## INFORMATION SUPPLIED
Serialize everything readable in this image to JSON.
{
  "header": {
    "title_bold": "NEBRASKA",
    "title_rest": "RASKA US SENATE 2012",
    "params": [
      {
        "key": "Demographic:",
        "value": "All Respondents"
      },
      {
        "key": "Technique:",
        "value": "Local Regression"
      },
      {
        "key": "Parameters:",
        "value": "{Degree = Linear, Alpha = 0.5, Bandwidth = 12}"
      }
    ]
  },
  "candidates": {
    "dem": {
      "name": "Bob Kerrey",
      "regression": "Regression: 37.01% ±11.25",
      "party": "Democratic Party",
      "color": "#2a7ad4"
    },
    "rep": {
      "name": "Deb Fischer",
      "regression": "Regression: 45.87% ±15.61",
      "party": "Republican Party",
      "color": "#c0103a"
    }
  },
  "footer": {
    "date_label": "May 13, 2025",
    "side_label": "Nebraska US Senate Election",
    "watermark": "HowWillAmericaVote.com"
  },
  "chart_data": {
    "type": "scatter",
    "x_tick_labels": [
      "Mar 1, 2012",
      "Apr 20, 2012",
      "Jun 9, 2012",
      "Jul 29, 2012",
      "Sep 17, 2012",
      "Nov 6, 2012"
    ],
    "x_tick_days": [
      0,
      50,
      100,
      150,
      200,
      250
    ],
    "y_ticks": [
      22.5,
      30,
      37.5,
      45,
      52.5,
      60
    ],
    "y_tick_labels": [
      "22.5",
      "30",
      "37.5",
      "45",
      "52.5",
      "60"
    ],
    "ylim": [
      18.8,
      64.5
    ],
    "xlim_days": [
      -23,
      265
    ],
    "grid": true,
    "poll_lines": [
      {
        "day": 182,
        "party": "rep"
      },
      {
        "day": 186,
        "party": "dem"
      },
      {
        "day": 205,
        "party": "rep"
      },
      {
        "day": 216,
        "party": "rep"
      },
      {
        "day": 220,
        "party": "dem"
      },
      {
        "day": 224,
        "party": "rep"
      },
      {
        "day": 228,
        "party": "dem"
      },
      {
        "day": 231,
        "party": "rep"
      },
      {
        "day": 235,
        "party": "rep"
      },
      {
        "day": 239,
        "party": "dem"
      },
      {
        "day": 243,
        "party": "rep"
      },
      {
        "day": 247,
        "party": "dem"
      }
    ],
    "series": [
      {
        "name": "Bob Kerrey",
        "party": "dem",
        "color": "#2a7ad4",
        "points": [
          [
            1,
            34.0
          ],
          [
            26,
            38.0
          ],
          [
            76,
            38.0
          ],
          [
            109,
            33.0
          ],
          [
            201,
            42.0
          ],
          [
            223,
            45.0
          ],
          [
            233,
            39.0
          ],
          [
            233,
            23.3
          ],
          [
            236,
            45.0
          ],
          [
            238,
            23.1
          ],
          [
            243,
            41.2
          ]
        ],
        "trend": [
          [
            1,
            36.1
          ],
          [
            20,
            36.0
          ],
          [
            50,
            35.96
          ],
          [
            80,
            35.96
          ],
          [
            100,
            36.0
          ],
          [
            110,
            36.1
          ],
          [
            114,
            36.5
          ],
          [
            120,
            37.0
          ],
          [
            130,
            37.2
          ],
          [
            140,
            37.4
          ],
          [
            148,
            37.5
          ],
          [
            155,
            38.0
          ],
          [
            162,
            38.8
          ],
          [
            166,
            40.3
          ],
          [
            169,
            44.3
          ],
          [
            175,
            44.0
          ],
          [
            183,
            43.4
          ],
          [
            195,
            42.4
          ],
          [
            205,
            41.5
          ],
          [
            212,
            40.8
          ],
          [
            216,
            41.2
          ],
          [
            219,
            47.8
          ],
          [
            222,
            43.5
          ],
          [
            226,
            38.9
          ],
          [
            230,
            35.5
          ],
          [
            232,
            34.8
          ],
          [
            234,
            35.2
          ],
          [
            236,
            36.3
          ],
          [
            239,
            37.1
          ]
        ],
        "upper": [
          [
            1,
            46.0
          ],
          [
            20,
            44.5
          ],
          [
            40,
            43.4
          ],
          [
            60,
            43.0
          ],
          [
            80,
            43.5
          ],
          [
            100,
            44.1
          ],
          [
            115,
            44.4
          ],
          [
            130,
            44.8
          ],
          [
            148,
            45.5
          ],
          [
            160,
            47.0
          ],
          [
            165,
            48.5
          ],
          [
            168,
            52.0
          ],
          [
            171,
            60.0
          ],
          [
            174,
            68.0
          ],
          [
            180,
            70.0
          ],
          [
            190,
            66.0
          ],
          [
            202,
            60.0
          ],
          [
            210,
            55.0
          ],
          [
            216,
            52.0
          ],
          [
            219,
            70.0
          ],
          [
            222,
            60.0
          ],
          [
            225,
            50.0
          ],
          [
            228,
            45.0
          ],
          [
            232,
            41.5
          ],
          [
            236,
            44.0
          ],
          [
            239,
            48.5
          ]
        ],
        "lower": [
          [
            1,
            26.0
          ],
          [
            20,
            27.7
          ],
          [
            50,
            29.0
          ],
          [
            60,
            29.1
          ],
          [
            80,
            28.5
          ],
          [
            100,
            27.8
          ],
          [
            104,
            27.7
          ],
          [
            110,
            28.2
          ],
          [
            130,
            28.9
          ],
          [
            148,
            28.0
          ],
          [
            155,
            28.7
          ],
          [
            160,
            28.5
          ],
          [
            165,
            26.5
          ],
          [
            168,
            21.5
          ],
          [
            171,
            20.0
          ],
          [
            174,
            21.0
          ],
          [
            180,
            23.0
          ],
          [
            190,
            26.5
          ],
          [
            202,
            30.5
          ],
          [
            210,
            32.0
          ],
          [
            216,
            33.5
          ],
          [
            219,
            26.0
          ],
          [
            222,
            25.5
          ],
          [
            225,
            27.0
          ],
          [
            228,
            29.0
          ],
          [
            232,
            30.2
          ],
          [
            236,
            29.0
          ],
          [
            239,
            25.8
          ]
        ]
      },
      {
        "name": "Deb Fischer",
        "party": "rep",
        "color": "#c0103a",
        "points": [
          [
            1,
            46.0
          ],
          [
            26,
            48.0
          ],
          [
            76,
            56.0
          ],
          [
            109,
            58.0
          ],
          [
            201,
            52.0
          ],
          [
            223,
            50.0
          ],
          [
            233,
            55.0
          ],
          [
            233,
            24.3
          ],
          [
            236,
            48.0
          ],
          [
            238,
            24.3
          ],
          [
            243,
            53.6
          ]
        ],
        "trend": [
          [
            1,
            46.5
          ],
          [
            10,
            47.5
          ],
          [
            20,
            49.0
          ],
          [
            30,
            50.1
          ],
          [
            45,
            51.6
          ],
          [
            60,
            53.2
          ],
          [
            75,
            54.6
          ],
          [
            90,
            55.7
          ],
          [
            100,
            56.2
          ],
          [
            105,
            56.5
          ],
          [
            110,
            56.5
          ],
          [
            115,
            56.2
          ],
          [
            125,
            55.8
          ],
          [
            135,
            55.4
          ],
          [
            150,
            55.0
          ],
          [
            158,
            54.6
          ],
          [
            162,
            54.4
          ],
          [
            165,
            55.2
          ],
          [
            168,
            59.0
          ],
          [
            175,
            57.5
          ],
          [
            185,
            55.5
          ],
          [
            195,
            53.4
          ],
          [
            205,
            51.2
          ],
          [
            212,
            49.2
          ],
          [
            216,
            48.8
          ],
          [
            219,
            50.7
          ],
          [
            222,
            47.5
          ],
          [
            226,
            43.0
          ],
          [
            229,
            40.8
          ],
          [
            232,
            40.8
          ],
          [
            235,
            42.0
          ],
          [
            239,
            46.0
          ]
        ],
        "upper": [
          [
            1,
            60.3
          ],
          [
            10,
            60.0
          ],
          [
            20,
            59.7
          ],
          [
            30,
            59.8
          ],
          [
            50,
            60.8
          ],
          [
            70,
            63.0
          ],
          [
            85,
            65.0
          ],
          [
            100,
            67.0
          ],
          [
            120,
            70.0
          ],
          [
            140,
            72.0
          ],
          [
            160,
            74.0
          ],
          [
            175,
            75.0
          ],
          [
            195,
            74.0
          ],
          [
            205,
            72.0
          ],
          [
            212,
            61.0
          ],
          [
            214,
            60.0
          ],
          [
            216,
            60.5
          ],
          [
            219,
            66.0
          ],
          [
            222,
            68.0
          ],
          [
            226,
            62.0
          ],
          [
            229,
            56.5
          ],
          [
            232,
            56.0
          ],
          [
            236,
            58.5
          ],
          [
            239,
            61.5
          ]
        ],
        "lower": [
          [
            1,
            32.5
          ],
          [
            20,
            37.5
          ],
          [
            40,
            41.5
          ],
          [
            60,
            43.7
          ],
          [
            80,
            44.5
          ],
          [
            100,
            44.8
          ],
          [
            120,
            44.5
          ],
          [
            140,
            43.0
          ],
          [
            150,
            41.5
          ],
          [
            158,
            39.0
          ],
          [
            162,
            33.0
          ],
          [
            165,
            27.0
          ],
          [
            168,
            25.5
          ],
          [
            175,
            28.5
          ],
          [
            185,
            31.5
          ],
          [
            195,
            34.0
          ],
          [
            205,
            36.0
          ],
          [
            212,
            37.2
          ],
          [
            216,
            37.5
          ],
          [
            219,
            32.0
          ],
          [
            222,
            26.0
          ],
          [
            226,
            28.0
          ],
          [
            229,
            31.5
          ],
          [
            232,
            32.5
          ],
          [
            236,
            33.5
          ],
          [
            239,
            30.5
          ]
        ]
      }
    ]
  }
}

## SET PROBLEM
Say the number of lines in the records above that include the string "name", and no more.

## EXERCISE OUTPUT
4